> [GIVEN TASK]
Output each entry below as it stands, leaving out every picture.

[Data records]
□ □ □ □
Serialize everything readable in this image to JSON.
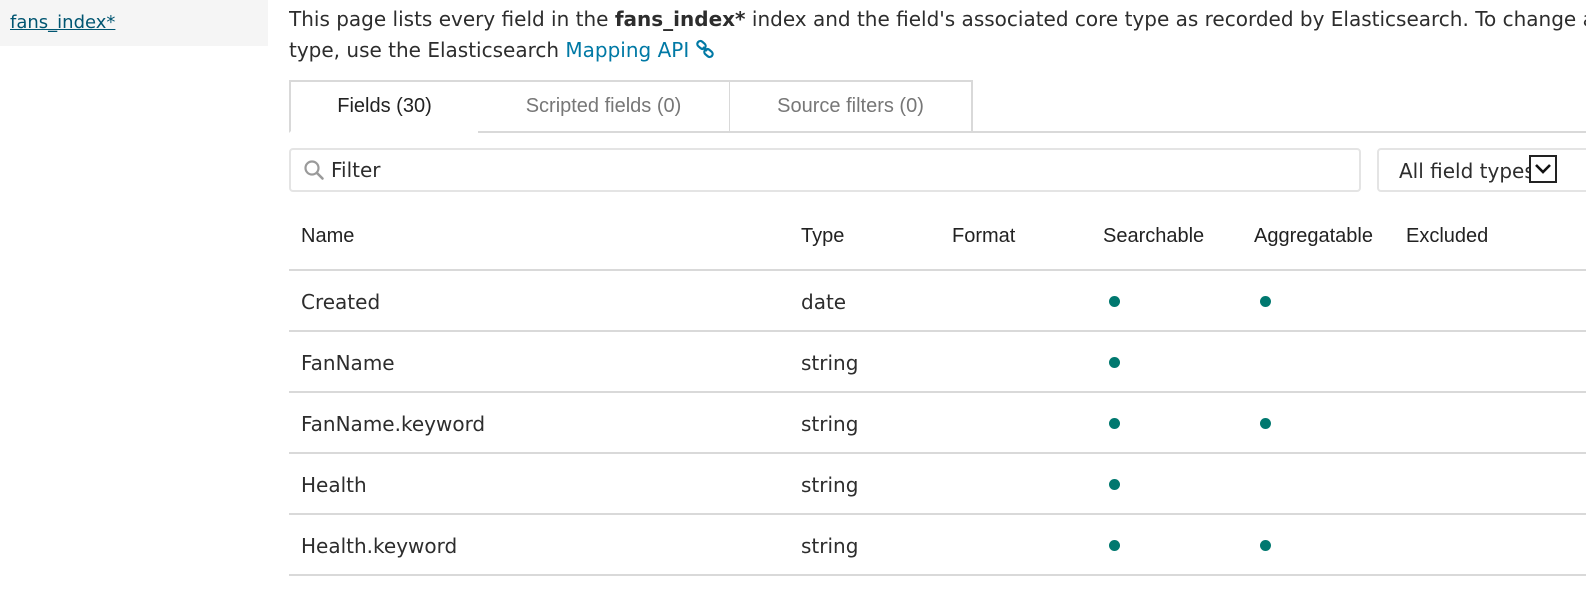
{
  "sidebar": {
    "index_link": "fans_index*"
  },
  "intro": {
    "text_before": "This page lists every field in the ",
    "index_name": "fans_index*",
    "text_after": " index and the field's associated core type as recorded by Elasticsearch. To change a field",
    "line2_text": "type, use the Elasticsearch ",
    "api_link": "Mapping API",
    "link_icon": "link-icon"
  },
  "tabs": [
    {
      "label": "Fields (30)",
      "active": true
    },
    {
      "label": "Scripted fields (0)",
      "active": false
    },
    {
      "label": "Source filters (0)",
      "active": false
    }
  ],
  "filter": {
    "placeholder": "Filter",
    "icon": "search-icon"
  },
  "type_select": {
    "selected": "All field types",
    "icon": "chevron-down-icon"
  },
  "table": {
    "headers": {
      "name": "Name",
      "type": "Type",
      "format": "Format",
      "searchable": "Searchable",
      "aggregatable": "Aggregatable",
      "excluded": "Excluded"
    },
    "rows": [
      {
        "name": "Created",
        "type": "date",
        "format": "",
        "searchable": true,
        "aggregatable": true,
        "excluded": false
      },
      {
        "name": "FanName",
        "type": "string",
        "format": "",
        "searchable": true,
        "aggregatable": false,
        "excluded": false
      },
      {
        "name": "FanName.keyword",
        "type": "string",
        "format": "",
        "searchable": true,
        "aggregatable": true,
        "excluded": false
      },
      {
        "name": "Health",
        "type": "string",
        "format": "",
        "searchable": true,
        "aggregatable": false,
        "excluded": false
      },
      {
        "name": "Health.keyword",
        "type": "string",
        "format": "",
        "searchable": true,
        "aggregatable": true,
        "excluded": false
      }
    ]
  },
  "colors": {
    "link": "#0079a5",
    "sidebar_link": "#005571",
    "dot": "#00786f",
    "border": "#d9d9d9"
  }
}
□ □ □ □
> [COMPLETE RESPONSE]
Serialize everything readable in this image to JSON.
{
  "sidebar": {
    "index_link": "fans_index*"
  },
  "intro": {
    "text_before": "This page lists every field in the ",
    "index_name": "fans_index*",
    "text_after": " index and the field's associated core type as recorded by Elasticsearch. To change a field",
    "line2_text": "type, use the Elasticsearch ",
    "api_link": "Mapping API",
    "link_icon": "link-icon"
  },
  "tabs": [
    {
      "label": "Fields (30)",
      "active": true
    },
    {
      "label": "Scripted fields (0)",
      "active": false
    },
    {
      "label": "Source filters (0)",
      "active": false
    }
  ],
  "filter": {
    "placeholder": "Filter",
    "icon": "search-icon"
  },
  "type_select": {
    "selected": "All field types",
    "icon": "chevron-down-icon"
  },
  "table": {
    "headers": {
      "name": "Name",
      "type": "Type",
      "format": "Format",
      "searchable": "Searchable",
      "aggregatable": "Aggregatable",
      "excluded": "Excluded"
    },
    "rows": [
      {
        "name": "Created",
        "type": "date",
        "format": "",
        "searchable": true,
        "aggregatable": true,
        "excluded": false
      },
      {
        "name": "FanName",
        "type": "string",
        "format": "",
        "searchable": true,
        "aggregatable": false,
        "excluded": false
      },
      {
        "name": "FanName.keyword",
        "type": "string",
        "format": "",
        "searchable": true,
        "aggregatable": true,
        "excluded": false
      },
      {
        "name": "Health",
        "type": "string",
        "format": "",
        "searchable": true,
        "aggregatable": false,
        "excluded": false
      },
      {
        "name": "Health.keyword",
        "type": "string",
        "format": "",
        "searchable": true,
        "aggregatable": true,
        "excluded": false
      }
    ]
  },
  "colors": {
    "link": "#0079a5",
    "sidebar_link": "#005571",
    "dot": "#00786f",
    "border": "#d9d9d9"
  }
}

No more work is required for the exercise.